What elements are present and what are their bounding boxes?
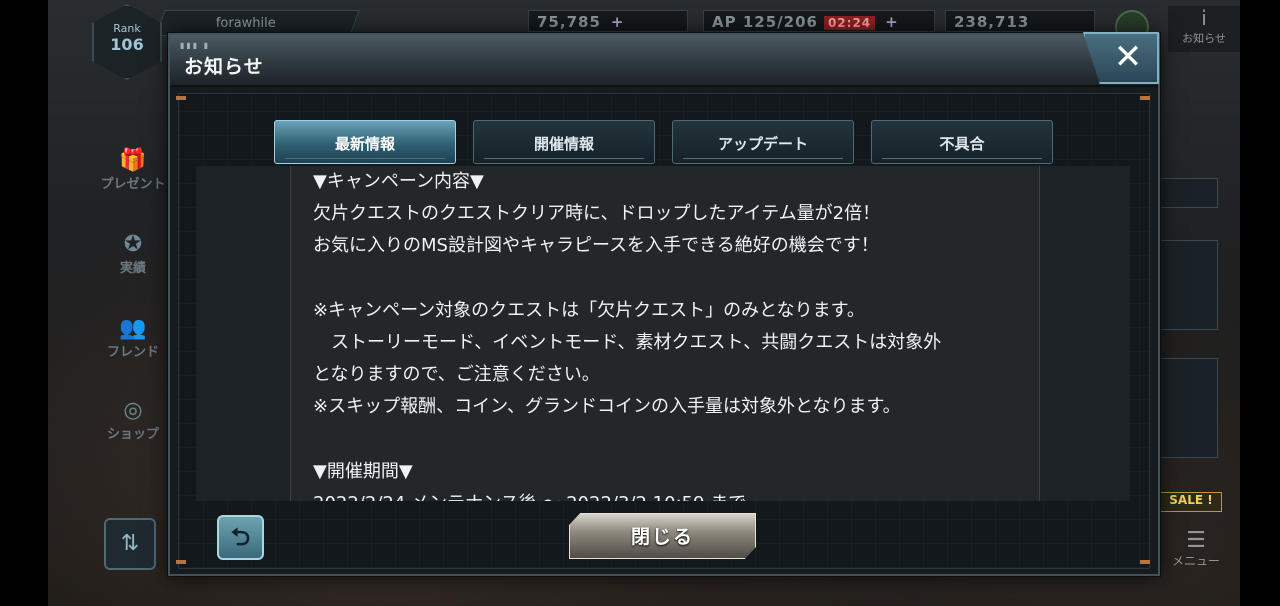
screen-edge-right [1240, 0, 1280, 606]
currency-counter: 75,785 + [528, 10, 688, 32]
rank-value: 106 [110, 35, 144, 54]
corner-marker [1140, 560, 1150, 564]
content-line: となりますので、ご注意ください。 [313, 364, 600, 386]
return-arrow-icon: ⮌ [230, 523, 251, 551]
coin-counter: 238,713 [945, 10, 1095, 32]
info-button[interactable]: i お知らせ [1168, 6, 1240, 52]
side-item-shop[interactable]: ◎ ショップ [96, 398, 170, 442]
tab-updates[interactable]: アップデート [672, 120, 854, 164]
dialog-header: ▮▮▮ ▮ お知らせ [170, 35, 1158, 87]
coin-stack-icon: ◎ [123, 398, 143, 423]
dialog-title: お知らせ [184, 56, 264, 78]
tab-latest[interactable]: 最新情報 [274, 120, 456, 164]
content-line: ▼開催期間▼ [313, 460, 413, 482]
medal-icon: ✪ [123, 232, 143, 257]
right-tile-3[interactable] [1160, 358, 1218, 458]
main-menu-button[interactable]: ☰ メニュー [1168, 530, 1224, 569]
unit-swap-button[interactable]: ⇅ [104, 518, 156, 570]
friends-icon: 👥 [119, 316, 147, 341]
close-x-icon: ✕ [1113, 37, 1143, 77]
close-button[interactable]: 閉じる [569, 513, 756, 559]
content-line: 欠片クエストのクエストクリア時に、ドロップしたアイテム量が2倍！ [313, 203, 881, 225]
content-line: ▼キャンペーン内容▼ [313, 171, 484, 192]
corner-marker [1140, 96, 1150, 100]
back-button[interactable]: ⮌ [217, 515, 264, 560]
corner-marker [176, 96, 186, 100]
rank-label: Rank [113, 22, 141, 35]
sale-badge[interactable]: SALE ! [1160, 492, 1222, 512]
content-line: 2022/2/24 メンテナンス後 〜 2022/3/2 10:59 まで [313, 488, 1033, 501]
gift-icon: 🎁 [119, 148, 147, 173]
content-line: ※スキップ報酬、コイン、グランドコインの入手量は対象外となります。 [313, 396, 901, 418]
ap-counter: AP 125/206 02:24 + [703, 10, 935, 32]
content-line: ストーリーモード、イベントモード、素材クエスト、共闘クエストは対象外 [313, 331, 942, 353]
hamburger-icon: ☰ [1186, 528, 1206, 553]
notice-content-scroll[interactable]: ▼キャンペーン内容▼ 欠片クエストのクエストクリア時に、ドロップしたアイテム量が… [290, 166, 1040, 501]
content-line [313, 424, 1033, 456]
side-item-present[interactable]: 🎁 プレゼント [96, 148, 170, 192]
add-ap-icon[interactable]: + [885, 13, 899, 31]
tab-events[interactable]: 開催情報 [473, 120, 655, 164]
screen-edge-left [0, 0, 48, 606]
add-currency-icon[interactable]: + [611, 13, 625, 31]
right-tile-1[interactable] [1160, 178, 1218, 208]
side-item-records[interactable]: ✪ 実績 [96, 232, 170, 276]
right-tile-2[interactable] [1160, 240, 1218, 330]
content-line [313, 263, 1033, 295]
corner-marker [176, 560, 186, 564]
info-icon: i [1201, 6, 1207, 30]
tab-bugs[interactable]: 不具合 [871, 120, 1053, 164]
ap-timer: 02:24 [823, 16, 876, 30]
header-decoration: ▮▮▮ ▮ [180, 41, 211, 50]
notice-text: ▼キャンペーン内容▼ 欠片クエストのクエストクリア時に、ドロップしたアイテム量が… [313, 166, 1033, 501]
swap-icon: ⇅ [120, 531, 140, 556]
side-item-friends[interactable]: 👥 フレンド [96, 316, 170, 360]
content-line: お気に入りのMS設計図やキャラピースを入手できる絶好の機会です！ [313, 235, 879, 257]
content-line: ※キャンペーン対象のクエストは「欠片クエスト」のみとなります。 [313, 299, 865, 321]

*Exercise*. Print the rows unchanged, starting at the one that contains "screen-edge-right [1240, 0, 1280, 606]" and ending at the one that contains "medal-icon: ✪ [123, 232, 143, 257]", with both of those rows included.

*Finished task*.
screen-edge-right [1240, 0, 1280, 606]
currency-counter: 75,785 + [528, 10, 688, 32]
rank-value: 106 [110, 35, 144, 54]
corner-marker [1140, 560, 1150, 564]
content-line: となりますので、ご注意ください。 [313, 364, 600, 386]
return-arrow-icon: ⮌ [230, 523, 251, 551]
coin-counter: 238,713 [945, 10, 1095, 32]
info-button[interactable]: i お知らせ [1168, 6, 1240, 52]
side-item-shop[interactable]: ◎ ショップ [96, 398, 170, 442]
tab-updates[interactable]: アップデート [672, 120, 854, 164]
dialog-header: ▮▮▮ ▮ お知らせ [170, 35, 1158, 87]
coin-stack-icon: ◎ [123, 398, 143, 423]
dialog-title: お知らせ [184, 56, 264, 78]
tab-latest[interactable]: 最新情報 [274, 120, 456, 164]
content-line: ▼開催期間▼ [313, 460, 413, 482]
medal-icon: ✪ [123, 232, 143, 257]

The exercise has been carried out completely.